- EXERCISE DIRECTIONS: Identify and pull out each line of the entries in which "Plastic" occurs.
--- START ---
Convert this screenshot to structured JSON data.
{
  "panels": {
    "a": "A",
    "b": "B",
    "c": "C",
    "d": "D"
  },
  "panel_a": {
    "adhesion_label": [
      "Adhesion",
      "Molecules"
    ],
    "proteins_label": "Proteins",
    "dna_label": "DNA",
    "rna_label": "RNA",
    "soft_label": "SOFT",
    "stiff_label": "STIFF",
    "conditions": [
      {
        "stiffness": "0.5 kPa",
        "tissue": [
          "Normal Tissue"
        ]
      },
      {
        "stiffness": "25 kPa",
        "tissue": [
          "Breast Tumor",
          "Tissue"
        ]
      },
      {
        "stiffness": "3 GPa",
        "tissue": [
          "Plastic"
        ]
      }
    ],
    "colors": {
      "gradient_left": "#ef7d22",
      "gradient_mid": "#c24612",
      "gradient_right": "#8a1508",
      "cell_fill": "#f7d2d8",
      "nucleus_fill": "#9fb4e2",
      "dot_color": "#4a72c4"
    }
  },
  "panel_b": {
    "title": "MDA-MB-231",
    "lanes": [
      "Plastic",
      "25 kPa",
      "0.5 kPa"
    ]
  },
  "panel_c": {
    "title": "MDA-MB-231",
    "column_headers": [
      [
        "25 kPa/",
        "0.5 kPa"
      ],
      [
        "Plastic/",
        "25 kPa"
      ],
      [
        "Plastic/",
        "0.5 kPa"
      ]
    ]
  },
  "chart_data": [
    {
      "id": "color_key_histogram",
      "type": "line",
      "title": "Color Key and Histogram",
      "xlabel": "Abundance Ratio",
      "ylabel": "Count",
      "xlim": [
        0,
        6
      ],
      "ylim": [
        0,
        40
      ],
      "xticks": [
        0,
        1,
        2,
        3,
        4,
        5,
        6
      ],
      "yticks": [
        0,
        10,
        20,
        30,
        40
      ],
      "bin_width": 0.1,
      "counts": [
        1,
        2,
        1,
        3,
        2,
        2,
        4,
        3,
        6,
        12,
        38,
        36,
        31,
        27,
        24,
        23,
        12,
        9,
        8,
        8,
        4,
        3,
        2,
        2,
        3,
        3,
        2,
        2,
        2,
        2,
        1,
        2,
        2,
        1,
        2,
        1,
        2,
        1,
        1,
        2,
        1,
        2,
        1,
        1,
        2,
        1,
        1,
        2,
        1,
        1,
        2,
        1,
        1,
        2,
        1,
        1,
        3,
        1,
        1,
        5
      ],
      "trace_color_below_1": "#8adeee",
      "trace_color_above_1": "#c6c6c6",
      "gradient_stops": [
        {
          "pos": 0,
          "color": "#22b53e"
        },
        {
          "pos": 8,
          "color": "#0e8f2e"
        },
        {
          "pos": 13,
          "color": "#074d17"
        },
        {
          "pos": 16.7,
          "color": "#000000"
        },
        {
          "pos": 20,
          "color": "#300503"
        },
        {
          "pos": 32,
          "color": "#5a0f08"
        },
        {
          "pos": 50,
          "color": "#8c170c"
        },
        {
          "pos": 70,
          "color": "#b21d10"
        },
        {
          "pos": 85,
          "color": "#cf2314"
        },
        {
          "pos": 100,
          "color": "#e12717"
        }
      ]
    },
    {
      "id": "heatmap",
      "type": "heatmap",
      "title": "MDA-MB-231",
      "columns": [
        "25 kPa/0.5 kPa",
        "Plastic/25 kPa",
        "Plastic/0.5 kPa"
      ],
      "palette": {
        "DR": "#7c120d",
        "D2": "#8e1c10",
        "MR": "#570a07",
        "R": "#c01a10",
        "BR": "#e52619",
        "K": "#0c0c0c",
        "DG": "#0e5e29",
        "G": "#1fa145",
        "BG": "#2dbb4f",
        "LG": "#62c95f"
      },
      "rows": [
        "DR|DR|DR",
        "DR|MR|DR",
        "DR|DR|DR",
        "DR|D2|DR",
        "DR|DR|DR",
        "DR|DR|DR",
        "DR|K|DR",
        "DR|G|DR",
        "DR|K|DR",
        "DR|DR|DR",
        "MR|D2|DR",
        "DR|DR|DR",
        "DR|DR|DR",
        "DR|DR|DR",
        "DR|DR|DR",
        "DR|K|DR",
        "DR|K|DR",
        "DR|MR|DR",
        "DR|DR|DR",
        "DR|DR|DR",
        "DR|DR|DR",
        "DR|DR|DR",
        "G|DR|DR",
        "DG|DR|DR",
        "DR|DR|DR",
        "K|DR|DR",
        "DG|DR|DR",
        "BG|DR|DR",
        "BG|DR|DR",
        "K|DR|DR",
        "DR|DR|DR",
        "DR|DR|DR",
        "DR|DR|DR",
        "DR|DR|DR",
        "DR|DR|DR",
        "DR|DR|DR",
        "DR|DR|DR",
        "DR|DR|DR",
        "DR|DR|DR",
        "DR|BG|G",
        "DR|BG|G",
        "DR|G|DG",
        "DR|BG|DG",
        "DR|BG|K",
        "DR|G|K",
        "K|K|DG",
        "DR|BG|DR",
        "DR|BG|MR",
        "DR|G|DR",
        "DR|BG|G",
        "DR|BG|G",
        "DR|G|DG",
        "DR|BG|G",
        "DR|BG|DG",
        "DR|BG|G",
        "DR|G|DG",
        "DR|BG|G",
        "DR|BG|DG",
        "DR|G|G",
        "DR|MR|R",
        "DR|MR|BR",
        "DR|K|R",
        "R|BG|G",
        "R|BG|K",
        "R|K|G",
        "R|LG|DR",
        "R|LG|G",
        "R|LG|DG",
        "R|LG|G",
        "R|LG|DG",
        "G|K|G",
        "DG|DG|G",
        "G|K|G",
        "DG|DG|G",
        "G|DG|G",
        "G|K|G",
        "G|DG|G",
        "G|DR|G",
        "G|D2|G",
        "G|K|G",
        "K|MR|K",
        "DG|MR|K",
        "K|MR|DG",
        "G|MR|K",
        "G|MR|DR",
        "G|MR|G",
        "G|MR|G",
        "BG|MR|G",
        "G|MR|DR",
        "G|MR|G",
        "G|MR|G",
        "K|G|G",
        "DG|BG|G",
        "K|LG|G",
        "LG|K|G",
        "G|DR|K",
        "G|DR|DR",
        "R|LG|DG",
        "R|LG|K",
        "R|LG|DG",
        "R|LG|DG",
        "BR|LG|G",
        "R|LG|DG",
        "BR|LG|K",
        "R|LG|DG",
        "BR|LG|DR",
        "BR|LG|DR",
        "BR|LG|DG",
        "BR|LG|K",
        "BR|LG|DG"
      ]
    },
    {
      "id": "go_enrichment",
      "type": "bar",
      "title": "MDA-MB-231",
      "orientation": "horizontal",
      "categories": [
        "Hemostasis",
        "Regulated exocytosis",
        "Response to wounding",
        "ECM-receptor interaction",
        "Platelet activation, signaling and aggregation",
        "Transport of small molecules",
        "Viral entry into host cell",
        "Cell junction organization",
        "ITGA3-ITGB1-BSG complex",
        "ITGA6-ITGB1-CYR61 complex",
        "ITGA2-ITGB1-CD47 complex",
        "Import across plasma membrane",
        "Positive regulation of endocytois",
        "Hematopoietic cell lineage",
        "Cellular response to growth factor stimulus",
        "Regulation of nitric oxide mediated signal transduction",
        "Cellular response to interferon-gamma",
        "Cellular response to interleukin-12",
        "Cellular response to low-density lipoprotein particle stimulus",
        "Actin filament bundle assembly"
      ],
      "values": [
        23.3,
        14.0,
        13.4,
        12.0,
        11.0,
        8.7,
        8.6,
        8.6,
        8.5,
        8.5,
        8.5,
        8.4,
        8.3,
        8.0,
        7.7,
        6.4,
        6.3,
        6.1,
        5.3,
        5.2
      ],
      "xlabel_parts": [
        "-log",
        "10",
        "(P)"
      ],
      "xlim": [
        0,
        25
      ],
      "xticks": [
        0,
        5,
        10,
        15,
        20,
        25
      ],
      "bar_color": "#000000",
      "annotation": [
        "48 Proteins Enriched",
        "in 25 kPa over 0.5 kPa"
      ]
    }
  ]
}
--- END ---
- ANSWER SPACE:
          "Plastic"
      "Plastic",
        "Plastic/",
        "Plastic/",
        "Plastic/25 kPa",
        "Plastic/0.5 kPa"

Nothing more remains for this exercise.